** What you should do **
Images appear in the records below; leave them out and repeat everything else exactly.

** Information provided **
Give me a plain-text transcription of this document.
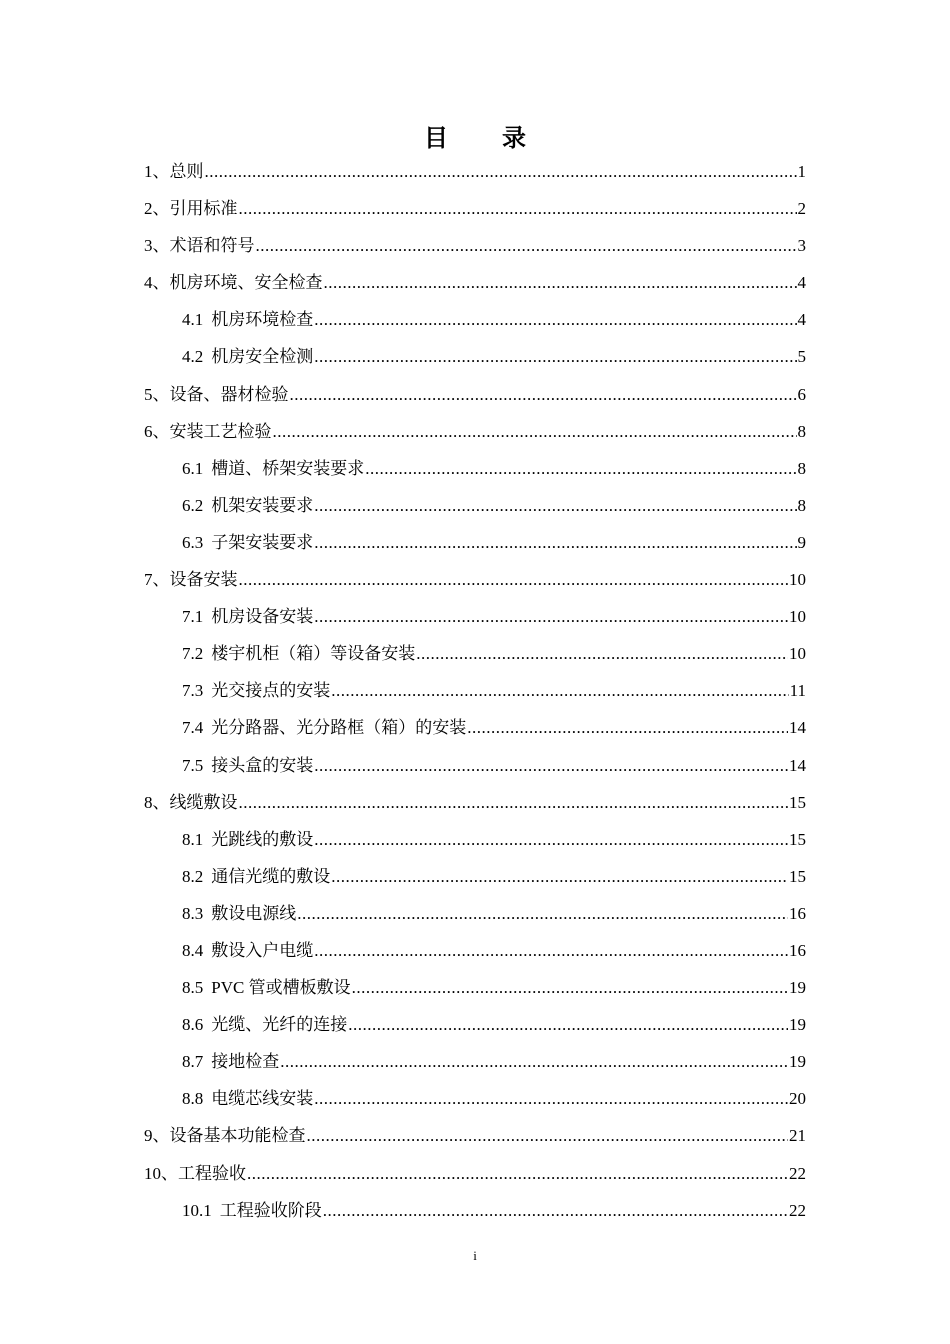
目 录
1、总则 .....	1
2、引用标准 .....	2
3、术语和符号 .....	3
4、机房环境、安全检查 .....	4
4.1 机房环境检查 .....	4
4.2 机房安全检测 .....	5
5、设备、器材检验 .....	6
6、安装工艺检验 .....	8
6.1 槽道、桥架安装要求 .....	8
6.2 机架安装要求 .....	8
6.3 子架安装要求 .....	9
7、设备安装 .....	10
7.1 机房设备安装 .....	10
7.2 楼宇机柜（箱）等设备安装 .....	10
7.3 光交接点的安装 .....	11
7.4 光分路器、光分路框（箱）的安装 .....	14
7.5 接头盒的安装 .....	14
8、线缆敷设 .....	15
8.1 光跳线的敷设 .....	15
8.2 通信光缆的敷设 .....	15
8.3 敷设电源线 .....	16
8.4 敷设入户电缆 .....	16
8.5 PVC 管或槽板敷设 .....	19
8.6 光缆、光纤的连接 .....	19
8.7 接地检查 .....	19
8.8 电缆芯线安装 .....	20
9、设备基本功能检查 .....	21
10、工程验收 .....	22
10.1 工程验收阶段 .....	22
i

** Task output **
Give me a plain-text transcription of this document.
目 录
1、总则 .....	1
2、引用标准 .....	2
3、术语和符号 .....	3
4、机房环境、安全检查 .....	4
4.1 机房环境检查 .....	4
4.2 机房安全检测 .....	5
5、设备、器材检验 .....	6
6、安装工艺检验 .....	8
6.1 槽道、桥架安装要求 .....	8
6.2 机架安装要求 .....	8
6.3 子架安装要求 .....	9
7、设备安装 .....	10
7.1 机房设备安装 .....	10
7.2 楼宇机柜（箱）等设备安装 .....	10
7.3 光交接点的安装 .....	11
7.4 光分路器、光分路框（箱）的安装 .....	14
7.5 接头盒的安装 .....	14
8、线缆敷设 .....	15
8.1 光跳线的敷设 .....	15
8.2 通信光缆的敷设 .....	15
8.3 敷设电源线 .....	16
8.4 敷设入户电缆 .....	16
8.5 PVC 管或槽板敷设 .....	19
8.6 光缆、光纤的连接 .....	19
8.7 接地检查 .....	19
8.8 电缆芯线安装 .....	20
9、设备基本功能检查 .....	21
10、工程验收 .....	22
10.1 工程验收阶段 .....	22
i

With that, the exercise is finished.